start Material for this task

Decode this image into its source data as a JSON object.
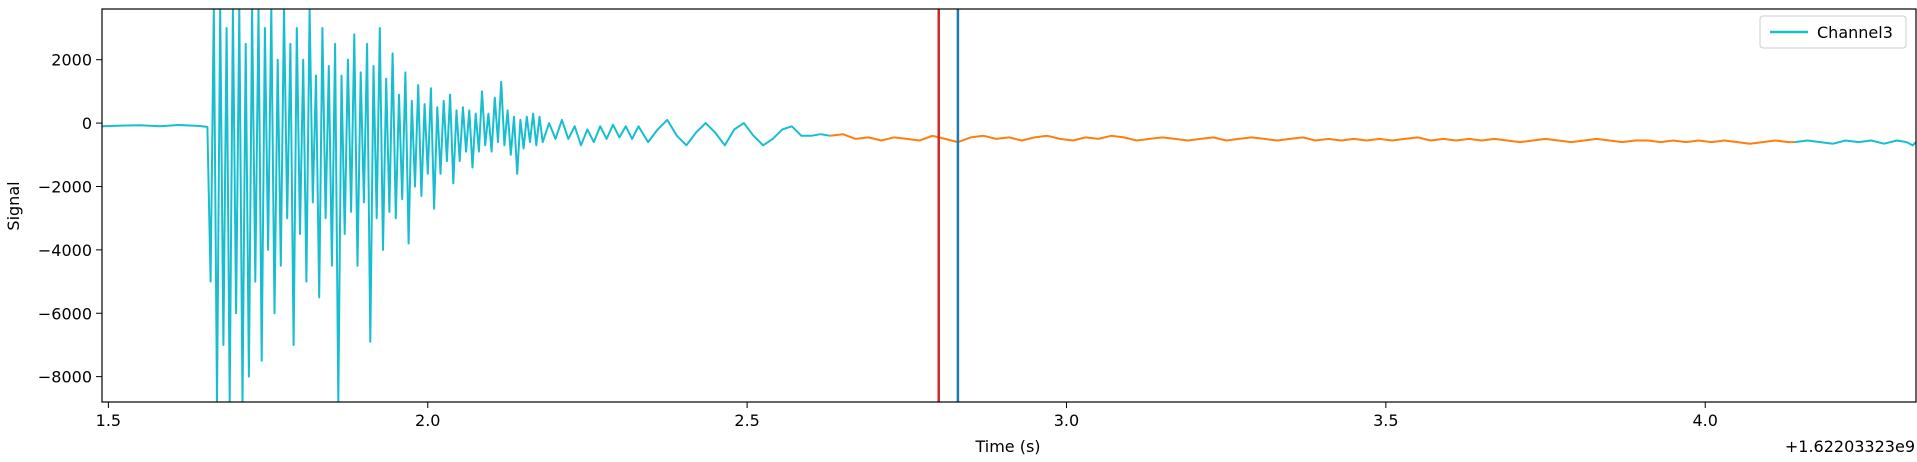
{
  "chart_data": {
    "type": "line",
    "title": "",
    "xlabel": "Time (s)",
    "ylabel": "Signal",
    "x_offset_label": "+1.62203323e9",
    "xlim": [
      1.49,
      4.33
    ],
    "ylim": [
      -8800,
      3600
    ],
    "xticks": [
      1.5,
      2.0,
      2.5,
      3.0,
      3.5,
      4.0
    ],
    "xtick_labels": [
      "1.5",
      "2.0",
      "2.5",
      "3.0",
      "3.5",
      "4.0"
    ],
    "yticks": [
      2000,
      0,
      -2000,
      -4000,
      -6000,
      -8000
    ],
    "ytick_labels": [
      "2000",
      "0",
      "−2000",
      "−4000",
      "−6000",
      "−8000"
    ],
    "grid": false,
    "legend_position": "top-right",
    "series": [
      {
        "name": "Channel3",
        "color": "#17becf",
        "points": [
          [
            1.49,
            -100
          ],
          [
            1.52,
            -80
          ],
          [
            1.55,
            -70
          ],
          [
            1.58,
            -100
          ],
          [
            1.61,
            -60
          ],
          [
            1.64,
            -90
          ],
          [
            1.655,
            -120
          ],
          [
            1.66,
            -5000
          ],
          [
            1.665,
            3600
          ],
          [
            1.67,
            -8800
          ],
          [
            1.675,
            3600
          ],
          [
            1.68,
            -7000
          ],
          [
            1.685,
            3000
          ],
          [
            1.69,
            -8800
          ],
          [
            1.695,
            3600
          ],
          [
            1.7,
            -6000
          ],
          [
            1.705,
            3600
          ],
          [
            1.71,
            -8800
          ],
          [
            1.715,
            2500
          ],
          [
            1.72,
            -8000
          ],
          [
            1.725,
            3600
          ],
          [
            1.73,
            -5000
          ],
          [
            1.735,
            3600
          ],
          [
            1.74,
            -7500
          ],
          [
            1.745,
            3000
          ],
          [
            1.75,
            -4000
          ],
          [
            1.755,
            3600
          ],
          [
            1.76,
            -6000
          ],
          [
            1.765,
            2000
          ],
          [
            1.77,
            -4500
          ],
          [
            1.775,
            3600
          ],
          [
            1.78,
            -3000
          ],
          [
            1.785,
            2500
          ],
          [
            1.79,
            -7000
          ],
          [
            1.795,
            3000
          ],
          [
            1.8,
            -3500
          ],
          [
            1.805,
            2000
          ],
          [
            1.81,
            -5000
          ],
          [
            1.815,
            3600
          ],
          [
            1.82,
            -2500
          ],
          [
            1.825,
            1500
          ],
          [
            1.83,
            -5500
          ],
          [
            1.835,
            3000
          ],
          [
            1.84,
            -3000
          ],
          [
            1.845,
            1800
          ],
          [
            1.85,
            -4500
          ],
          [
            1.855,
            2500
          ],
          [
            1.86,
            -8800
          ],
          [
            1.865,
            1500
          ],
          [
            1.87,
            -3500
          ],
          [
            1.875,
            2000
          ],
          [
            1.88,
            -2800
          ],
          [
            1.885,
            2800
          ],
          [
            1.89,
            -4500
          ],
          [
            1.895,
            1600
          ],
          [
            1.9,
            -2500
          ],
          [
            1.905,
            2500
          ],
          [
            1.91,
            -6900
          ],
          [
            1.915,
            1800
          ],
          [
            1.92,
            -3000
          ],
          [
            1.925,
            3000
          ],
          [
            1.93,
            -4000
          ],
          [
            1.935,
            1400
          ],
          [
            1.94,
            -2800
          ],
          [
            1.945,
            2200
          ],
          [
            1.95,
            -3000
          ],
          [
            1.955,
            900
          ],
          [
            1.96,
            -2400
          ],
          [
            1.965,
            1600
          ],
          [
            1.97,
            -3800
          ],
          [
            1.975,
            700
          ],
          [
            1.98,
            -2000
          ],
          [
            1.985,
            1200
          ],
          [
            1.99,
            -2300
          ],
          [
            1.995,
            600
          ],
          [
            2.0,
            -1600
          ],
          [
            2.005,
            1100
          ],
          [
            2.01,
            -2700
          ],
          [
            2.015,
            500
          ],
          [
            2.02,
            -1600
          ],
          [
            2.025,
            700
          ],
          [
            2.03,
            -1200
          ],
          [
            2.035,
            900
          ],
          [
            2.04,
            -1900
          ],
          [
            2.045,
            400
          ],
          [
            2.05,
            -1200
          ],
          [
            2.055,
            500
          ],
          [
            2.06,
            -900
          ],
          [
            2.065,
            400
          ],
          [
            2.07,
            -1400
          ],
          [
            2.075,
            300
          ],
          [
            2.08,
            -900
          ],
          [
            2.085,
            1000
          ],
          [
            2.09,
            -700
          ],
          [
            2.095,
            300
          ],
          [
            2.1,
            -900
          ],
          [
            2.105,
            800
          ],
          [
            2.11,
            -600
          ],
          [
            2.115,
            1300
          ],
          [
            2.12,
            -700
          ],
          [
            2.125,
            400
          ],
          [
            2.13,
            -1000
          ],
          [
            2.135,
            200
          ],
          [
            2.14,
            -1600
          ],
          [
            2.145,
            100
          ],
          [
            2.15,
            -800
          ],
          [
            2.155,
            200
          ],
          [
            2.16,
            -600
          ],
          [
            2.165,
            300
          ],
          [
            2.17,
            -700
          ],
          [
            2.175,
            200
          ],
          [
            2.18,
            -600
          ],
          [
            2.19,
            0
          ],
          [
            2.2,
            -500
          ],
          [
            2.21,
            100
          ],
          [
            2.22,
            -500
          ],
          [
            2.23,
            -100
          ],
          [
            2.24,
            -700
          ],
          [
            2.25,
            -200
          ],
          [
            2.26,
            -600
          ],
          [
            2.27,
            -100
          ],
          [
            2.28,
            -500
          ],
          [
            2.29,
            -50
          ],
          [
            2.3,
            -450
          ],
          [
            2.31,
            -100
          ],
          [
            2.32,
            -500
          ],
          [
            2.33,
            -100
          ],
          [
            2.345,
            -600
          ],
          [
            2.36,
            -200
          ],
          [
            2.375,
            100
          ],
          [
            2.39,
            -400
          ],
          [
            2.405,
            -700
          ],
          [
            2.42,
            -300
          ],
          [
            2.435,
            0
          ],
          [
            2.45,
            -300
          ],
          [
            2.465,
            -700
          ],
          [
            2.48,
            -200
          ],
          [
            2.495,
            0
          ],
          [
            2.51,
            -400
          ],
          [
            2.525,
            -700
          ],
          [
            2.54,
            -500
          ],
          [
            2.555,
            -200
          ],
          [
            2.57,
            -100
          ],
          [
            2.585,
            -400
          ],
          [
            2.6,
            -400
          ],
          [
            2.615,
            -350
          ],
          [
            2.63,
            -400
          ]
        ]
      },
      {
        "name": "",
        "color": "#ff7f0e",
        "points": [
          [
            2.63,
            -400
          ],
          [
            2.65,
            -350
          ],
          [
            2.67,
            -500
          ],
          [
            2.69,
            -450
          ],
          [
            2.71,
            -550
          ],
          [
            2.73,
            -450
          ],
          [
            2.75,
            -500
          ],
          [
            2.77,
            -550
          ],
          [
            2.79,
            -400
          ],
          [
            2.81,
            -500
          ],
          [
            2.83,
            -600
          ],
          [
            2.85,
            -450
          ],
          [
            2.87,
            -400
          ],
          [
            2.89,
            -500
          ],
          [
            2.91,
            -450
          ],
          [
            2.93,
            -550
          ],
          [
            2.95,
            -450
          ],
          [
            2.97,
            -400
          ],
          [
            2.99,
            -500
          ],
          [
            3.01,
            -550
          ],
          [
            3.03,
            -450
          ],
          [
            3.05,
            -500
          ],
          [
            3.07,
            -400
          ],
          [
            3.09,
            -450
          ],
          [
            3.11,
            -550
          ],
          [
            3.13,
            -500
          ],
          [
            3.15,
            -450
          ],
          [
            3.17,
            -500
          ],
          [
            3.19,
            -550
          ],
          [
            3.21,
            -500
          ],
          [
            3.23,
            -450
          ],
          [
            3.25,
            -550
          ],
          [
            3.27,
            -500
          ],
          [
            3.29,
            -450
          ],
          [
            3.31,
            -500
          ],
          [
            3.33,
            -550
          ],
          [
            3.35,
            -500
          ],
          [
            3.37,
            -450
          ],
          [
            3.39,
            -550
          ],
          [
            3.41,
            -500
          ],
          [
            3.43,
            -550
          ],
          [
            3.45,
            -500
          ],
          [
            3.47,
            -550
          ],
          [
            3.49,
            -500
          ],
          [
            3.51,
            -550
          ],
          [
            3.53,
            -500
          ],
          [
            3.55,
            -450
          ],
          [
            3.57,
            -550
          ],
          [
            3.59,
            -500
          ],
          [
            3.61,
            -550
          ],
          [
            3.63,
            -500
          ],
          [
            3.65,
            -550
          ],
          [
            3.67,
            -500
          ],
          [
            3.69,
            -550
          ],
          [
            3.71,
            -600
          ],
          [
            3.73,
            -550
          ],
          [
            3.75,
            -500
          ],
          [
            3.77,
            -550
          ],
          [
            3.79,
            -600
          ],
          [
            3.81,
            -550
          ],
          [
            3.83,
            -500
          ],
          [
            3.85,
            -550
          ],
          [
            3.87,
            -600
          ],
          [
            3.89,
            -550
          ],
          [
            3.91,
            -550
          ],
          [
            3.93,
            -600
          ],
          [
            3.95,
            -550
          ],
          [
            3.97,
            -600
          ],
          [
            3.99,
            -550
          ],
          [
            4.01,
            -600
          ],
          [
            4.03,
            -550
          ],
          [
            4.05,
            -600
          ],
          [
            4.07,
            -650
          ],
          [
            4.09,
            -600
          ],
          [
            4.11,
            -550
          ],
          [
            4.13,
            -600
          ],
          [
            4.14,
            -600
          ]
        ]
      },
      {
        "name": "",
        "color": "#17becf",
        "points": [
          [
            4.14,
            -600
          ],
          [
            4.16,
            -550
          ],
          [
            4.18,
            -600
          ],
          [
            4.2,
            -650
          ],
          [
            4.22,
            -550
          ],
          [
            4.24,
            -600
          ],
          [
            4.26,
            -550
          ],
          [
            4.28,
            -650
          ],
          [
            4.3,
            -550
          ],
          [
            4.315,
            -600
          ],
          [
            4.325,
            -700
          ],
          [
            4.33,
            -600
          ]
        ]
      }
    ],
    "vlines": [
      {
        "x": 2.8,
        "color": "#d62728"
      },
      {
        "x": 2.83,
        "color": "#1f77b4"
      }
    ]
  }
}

end Material for this task

Of the lines above, how many hold the word "color"? Say the number alone.

5